--- Set problem ---
Omit the images, then output each of the records below exactly.

--- Extracted entries ---
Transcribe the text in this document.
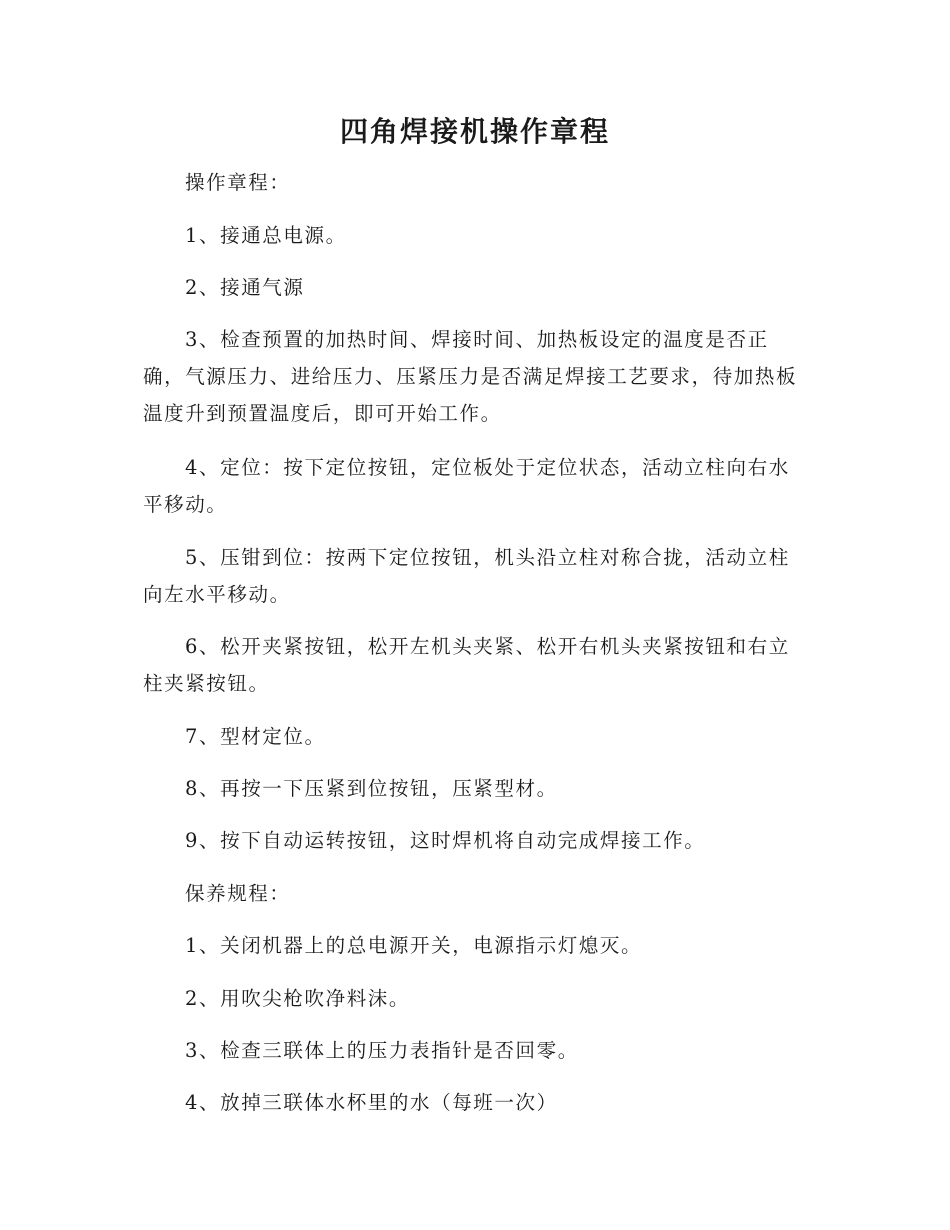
四角焊接机操作章程

操作章程：

1、接通总电源。

2、接通气源

3、检查预置的加热时间、焊接时间、加热板设定的温度是否正确，气源压力、进给压力、压紧压力是否满足焊接工艺要求，待加热板温度升到预置温度后，即可开始工作。

4、定位：按下定位按钮，定位板处于定位状态，活动立柱向右水平移动。

5、压钳到位：按两下定位按钮，机头沿立柱对称合拢，活动立柱向左水平移动。

6、松开夹紧按钮，松开左机头夹紧、松开右机头夹紧按钮和右立柱夹紧按钮。

7、型材定位。

8、再按一下压紧到位按钮，压紧型材。

9、按下自动运转按钮，这时焊机将自动完成焊接工作。

保养规程：

1、关闭机器上的总电源开关，电源指示灯熄灭。

2、用吹尖枪吹净料沫。

3、检查三联体上的压力表指针是否回零。

4、放掉三联体水杯里的水（每班一次）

--- Expected answer ---
Transcribe the text in this document.
四角焊接机操作章程

操作章程：

1、接通总电源。

2、接通气源

3、检查预置的加热时间、焊接时间、加热板设定的温度是否正确，气源压力、进给压力、压紧压力是否满足焊接工艺要求，待加热板温度升到预置温度后，即可开始工作。

4、定位：按下定位按钮，定位板处于定位状态，活动立柱向右水平移动。

5、压钳到位：按两下定位按钮，机头沿立柱对称合拢，活动立柱向左水平移动。

6、松开夹紧按钮，松开左机头夹紧、松开右机头夹紧按钮和右立柱夹紧按钮。

7、型材定位。

8、再按一下压紧到位按钮，压紧型材。

9、按下自动运转按钮，这时焊机将自动完成焊接工作。

保养规程：

1、关闭机器上的总电源开关，电源指示灯熄灭。

2、用吹尖枪吹净料沫。

3、检查三联体上的压力表指针是否回零。

4、放掉三联体水杯里的水（每班一次）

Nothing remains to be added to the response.